* EXTRACTED DATA:
********************

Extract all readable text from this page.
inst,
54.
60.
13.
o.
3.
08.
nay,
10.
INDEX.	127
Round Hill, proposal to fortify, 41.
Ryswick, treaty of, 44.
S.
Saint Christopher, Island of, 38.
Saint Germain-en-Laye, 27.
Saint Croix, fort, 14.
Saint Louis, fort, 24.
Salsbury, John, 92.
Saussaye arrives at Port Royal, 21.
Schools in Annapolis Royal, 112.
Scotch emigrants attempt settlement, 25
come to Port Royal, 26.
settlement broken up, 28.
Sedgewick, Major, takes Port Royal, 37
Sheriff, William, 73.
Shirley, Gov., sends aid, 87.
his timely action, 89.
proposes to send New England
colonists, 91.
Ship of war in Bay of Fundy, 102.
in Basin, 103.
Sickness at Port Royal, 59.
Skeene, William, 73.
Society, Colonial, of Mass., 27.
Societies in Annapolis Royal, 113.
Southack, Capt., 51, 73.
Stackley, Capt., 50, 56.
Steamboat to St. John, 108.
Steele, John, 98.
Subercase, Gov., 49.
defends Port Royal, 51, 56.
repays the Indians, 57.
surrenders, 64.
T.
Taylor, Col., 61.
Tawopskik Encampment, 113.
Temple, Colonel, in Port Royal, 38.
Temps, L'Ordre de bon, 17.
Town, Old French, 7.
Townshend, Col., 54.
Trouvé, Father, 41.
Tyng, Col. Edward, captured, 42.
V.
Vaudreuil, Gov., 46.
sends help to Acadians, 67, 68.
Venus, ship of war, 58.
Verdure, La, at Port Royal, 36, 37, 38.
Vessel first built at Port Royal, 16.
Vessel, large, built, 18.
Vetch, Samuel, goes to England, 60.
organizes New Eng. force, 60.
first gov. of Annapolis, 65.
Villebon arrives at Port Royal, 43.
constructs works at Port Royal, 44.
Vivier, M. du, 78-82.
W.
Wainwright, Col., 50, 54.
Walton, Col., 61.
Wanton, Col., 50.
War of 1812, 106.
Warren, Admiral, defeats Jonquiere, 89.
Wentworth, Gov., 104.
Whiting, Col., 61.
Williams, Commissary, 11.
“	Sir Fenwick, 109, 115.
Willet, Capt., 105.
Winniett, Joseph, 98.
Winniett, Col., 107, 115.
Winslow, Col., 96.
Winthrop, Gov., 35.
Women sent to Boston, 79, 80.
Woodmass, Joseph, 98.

********************

* WHAT YOU HAVE TO DO:
Type out the entries again, word for word.

* RESULT OF THE EXERCISE:
Extract all readable text from this page.
inst,
54.
60.
13.
o.
3.
08.
nay,
10.
INDEX.	127
Round Hill, proposal to fortify, 41.
Ryswick, treaty of, 44.
S.
Saint Christopher, Island of, 38.
Saint Germain-en-Laye, 27.
Saint Croix, fort, 14.
Saint Louis, fort, 24.
Salsbury, John, 92.
Saussaye arrives at Port Royal, 21.
Schools in Annapolis Royal, 112.
Scotch emigrants attempt settlement, 25
come to Port Royal, 26.
settlement broken up, 28.
Sedgewick, Major, takes Port Royal, 37
Sheriff, William, 73.
Shirley, Gov., sends aid, 87.
his timely action, 89.
proposes to send New England
colonists, 91.
Ship of war in Bay of Fundy, 102.
in Basin, 103.
Sickness at Port Royal, 59.
Skeene, William, 73.
Society, Colonial, of Mass., 27.
Societies in Annapolis Royal, 113.
Southack, Capt., 51, 73.
Stackley, Capt., 50, 56.
Steamboat to St. John, 108.
Steele, John, 98.
Subercase, Gov., 49.
defends Port Royal, 51, 56.
repays the Indians, 57.
surrenders, 64.
T.
Taylor, Col., 61.
Tawopskik Encampment, 113.
Temple, Colonel, in Port Royal, 38.
Temps, L'Ordre de bon, 17.
Town, Old French, 7.
Townshend, Col., 54.
Trouvé, Father, 41.
Tyng, Col. Edward, captured, 42.
V.
Vaudreuil, Gov., 46.
sends help to Acadians, 67, 68.
Venus, ship of war, 58.
Verdure, La, at Port Royal, 36, 37, 38.
Vessel first built at Port Royal, 16.
Vessel, large, built, 18.
Vetch, Samuel, goes to England, 60.
organizes New Eng. force, 60.
first gov. of Annapolis, 65.
Villebon arrives at Port Royal, 43.
constructs works at Port Royal, 44.
Vivier, M. du, 78-82.
W.
Wainwright, Col., 50, 54.
Walton, Col., 61.
Wanton, Col., 50.
War of 1812, 106.
Warren, Admiral, defeats Jonquiere, 89.
Wentworth, Gov., 104.
Whiting, Col., 61.
Williams, Commissary, 11.
“	Sir Fenwick, 109, 115.
Willet, Capt., 105.
Winniett, Joseph, 98.
Winniett, Col., 107, 115.
Winslow, Col., 96.
Winthrop, Gov., 35.
Women sent to Boston, 79, 80.
Woodmass, Joseph, 98.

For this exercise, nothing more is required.